** start Material provided **
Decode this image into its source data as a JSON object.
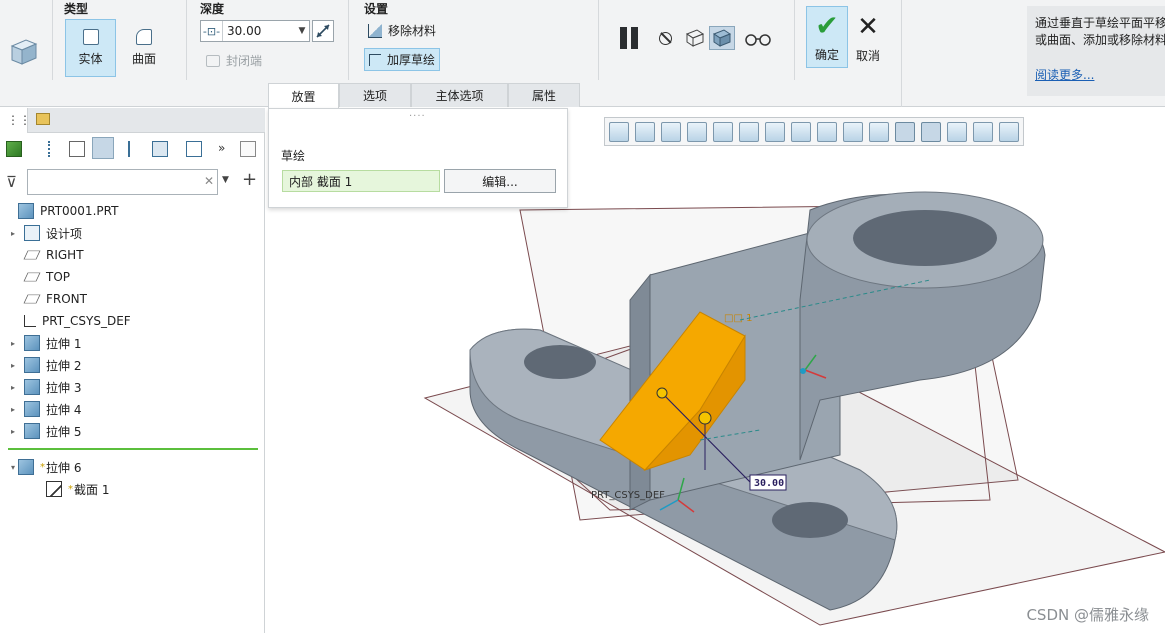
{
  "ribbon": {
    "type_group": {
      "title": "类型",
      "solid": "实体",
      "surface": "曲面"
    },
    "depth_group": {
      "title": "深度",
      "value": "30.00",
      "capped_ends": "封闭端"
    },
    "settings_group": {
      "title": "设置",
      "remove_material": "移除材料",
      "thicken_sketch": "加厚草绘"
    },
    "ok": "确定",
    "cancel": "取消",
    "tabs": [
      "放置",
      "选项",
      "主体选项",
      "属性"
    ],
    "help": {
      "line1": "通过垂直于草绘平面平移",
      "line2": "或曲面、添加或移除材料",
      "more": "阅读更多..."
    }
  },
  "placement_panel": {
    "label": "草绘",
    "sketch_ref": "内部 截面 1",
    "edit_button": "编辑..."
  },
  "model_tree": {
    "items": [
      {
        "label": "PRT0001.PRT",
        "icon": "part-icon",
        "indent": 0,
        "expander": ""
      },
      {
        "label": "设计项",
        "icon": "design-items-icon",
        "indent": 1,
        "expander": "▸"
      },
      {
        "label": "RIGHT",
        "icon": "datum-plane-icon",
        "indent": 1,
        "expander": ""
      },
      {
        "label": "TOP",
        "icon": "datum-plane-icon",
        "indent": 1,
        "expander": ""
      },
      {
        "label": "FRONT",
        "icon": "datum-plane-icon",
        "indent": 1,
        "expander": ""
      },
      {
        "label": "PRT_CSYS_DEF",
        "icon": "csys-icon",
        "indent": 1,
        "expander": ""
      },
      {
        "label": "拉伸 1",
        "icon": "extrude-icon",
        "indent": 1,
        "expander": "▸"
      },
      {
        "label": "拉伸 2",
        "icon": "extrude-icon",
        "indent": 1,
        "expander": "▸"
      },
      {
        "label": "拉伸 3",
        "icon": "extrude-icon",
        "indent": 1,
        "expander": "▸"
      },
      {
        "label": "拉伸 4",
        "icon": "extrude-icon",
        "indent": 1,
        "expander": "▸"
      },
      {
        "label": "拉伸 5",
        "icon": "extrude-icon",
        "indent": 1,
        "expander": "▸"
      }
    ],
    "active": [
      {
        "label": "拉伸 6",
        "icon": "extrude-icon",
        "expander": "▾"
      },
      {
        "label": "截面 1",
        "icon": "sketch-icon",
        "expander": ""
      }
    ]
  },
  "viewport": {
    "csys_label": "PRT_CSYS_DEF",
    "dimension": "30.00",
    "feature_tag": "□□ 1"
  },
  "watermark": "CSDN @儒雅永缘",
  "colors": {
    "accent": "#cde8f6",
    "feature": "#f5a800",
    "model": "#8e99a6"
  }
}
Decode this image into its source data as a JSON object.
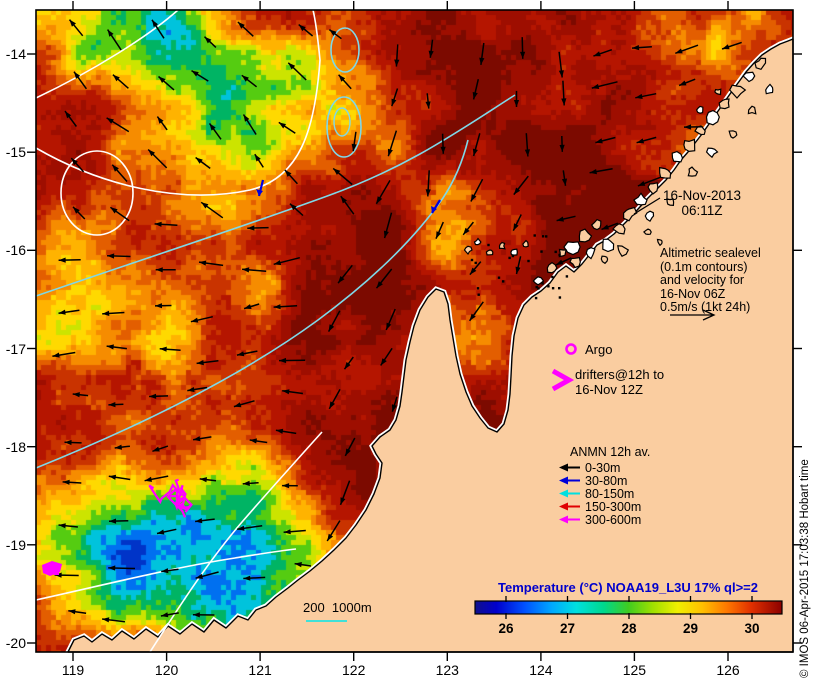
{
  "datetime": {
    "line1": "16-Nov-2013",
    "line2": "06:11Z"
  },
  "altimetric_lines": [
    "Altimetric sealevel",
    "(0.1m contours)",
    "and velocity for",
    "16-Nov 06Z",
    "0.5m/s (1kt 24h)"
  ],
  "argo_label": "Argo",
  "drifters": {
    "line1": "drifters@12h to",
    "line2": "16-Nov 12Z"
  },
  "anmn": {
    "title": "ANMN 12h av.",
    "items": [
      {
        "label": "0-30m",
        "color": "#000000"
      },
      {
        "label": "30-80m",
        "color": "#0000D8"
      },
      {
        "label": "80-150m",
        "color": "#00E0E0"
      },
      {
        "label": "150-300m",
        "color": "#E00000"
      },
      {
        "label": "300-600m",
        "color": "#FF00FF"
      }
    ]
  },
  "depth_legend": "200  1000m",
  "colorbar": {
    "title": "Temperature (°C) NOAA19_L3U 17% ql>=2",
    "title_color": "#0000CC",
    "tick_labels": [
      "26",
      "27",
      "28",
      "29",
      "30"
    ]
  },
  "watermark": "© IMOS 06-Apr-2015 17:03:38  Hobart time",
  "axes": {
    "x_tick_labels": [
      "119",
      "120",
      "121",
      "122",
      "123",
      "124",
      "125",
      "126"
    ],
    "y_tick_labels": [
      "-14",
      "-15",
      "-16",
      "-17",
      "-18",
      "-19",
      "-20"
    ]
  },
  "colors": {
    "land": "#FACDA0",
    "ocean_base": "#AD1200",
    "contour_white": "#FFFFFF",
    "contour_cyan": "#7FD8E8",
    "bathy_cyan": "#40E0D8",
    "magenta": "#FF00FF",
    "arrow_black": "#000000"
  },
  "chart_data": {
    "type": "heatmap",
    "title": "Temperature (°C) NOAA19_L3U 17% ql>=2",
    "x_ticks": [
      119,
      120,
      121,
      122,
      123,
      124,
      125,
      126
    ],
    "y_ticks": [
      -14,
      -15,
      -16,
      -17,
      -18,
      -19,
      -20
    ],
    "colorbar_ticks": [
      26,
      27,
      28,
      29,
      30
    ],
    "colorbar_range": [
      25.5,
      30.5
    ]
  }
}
** end Material provided **
**Stated exercise**
Without the pictures, write out every entry precisely as it appears.

**Exercise result**
Decode this image into its source data as a JSON object.
{
  "ribbon": {
    "type_group": {
      "title": "类型",
      "solid": "实体",
      "surface": "曲面"
    },
    "depth_group": {
      "title": "深度",
      "value": "30.00",
      "capped_ends": "封闭端"
    },
    "settings_group": {
      "title": "设置",
      "remove_material": "移除材料",
      "thicken_sketch": "加厚草绘"
    },
    "ok": "确定",
    "cancel": "取消",
    "tabs": [
      "放置",
      "选项",
      "主体选项",
      "属性"
    ],
    "help": {
      "line1": "通过垂直于草绘平面平移",
      "line2": "或曲面、添加或移除材料",
      "more": "阅读更多..."
    }
  },
  "placement_panel": {
    "label": "草绘",
    "sketch_ref": "内部 截面 1",
    "edit_button": "编辑..."
  },
  "model_tree": {
    "items": [
      {
        "label": "PRT0001.PRT",
        "icon": "part-icon",
        "indent": 0,
        "expander": ""
      },
      {
        "label": "设计项",
        "icon": "design-items-icon",
        "indent": 1,
        "expander": "▸"
      },
      {
        "label": "RIGHT",
        "icon": "datum-plane-icon",
        "indent": 1,
        "expander": ""
      },
      {
        "label": "TOP",
        "icon": "datum-plane-icon",
        "indent": 1,
        "expander": ""
      },
      {
        "label": "FRONT",
        "icon": "datum-plane-icon",
        "indent": 1,
        "expander": ""
      },
      {
        "label": "PRT_CSYS_DEF",
        "icon": "csys-icon",
        "indent": 1,
        "expander": ""
      },
      {
        "label": "拉伸 1",
        "icon": "extrude-icon",
        "indent": 1,
        "expander": "▸"
      },
      {
        "label": "拉伸 2",
        "icon": "extrude-icon",
        "indent": 1,
        "expander": "▸"
      },
      {
        "label": "拉伸 3",
        "icon": "extrude-icon",
        "indent": 1,
        "expander": "▸"
      },
      {
        "label": "拉伸 4",
        "icon": "extrude-icon",
        "indent": 1,
        "expander": "▸"
      },
      {
        "label": "拉伸 5",
        "icon": "extrude-icon",
        "indent": 1,
        "expander": "▸"
      }
    ],
    "active": [
      {
        "label": "拉伸 6",
        "icon": "extrude-icon",
        "expander": "▾"
      },
      {
        "label": "截面 1",
        "icon": "sketch-icon",
        "expander": ""
      }
    ]
  },
  "viewport": {
    "csys_label": "PRT_CSYS_DEF",
    "dimension": "30.00",
    "feature_tag": "□□ 1"
  },
  "watermark": "CSDN @儒雅永缘",
  "colors": {
    "accent": "#cde8f6",
    "feature": "#f5a800",
    "model": "#8e99a6"
  }
}
Decode this image into its source data as a JSON object.
{
  "datetime": {
    "line1": "16-Nov-2013",
    "line2": "06:11Z"
  },
  "altimetric_lines": [
    "Altimetric sealevel",
    "(0.1m contours)",
    "and velocity for",
    "16-Nov 06Z",
    "0.5m/s (1kt 24h)"
  ],
  "argo_label": "Argo",
  "drifters": {
    "line1": "drifters@12h to",
    "line2": "16-Nov 12Z"
  },
  "anmn": {
    "title": "ANMN 12h av.",
    "items": [
      {
        "label": "0-30m",
        "color": "#000000"
      },
      {
        "label": "30-80m",
        "color": "#0000D8"
      },
      {
        "label": "80-150m",
        "color": "#00E0E0"
      },
      {
        "label": "150-300m",
        "color": "#E00000"
      },
      {
        "label": "300-600m",
        "color": "#FF00FF"
      }
    ]
  },
  "depth_legend": "200  1000m",
  "colorbar": {
    "title": "Temperature (°C) NOAA19_L3U 17% ql>=2",
    "title_color": "#0000CC",
    "tick_labels": [
      "26",
      "27",
      "28",
      "29",
      "30"
    ]
  },
  "watermark": "© IMOS 06-Apr-2015 17:03:38  Hobart time",
  "axes": {
    "x_tick_labels": [
      "119",
      "120",
      "121",
      "122",
      "123",
      "124",
      "125",
      "126"
    ],
    "y_tick_labels": [
      "-14",
      "-15",
      "-16",
      "-17",
      "-18",
      "-19",
      "-20"
    ]
  },
  "colors": {
    "land": "#FACDA0",
    "ocean_base": "#AD1200",
    "contour_white": "#FFFFFF",
    "contour_cyan": "#7FD8E8",
    "bathy_cyan": "#40E0D8",
    "magenta": "#FF00FF",
    "arrow_black": "#000000"
  },
  "chart_data": {
    "type": "heatmap",
    "title": "Temperature (°C) NOAA19_L3U 17% ql>=2",
    "x_ticks": [
      119,
      120,
      121,
      122,
      123,
      124,
      125,
      126
    ],
    "y_ticks": [
      -14,
      -15,
      -16,
      -17,
      -18,
      -19,
      -20
    ],
    "colorbar_ticks": [
      26,
      27,
      28,
      29,
      30
    ],
    "colorbar_range": [
      25.5,
      30.5
    ]
  }
}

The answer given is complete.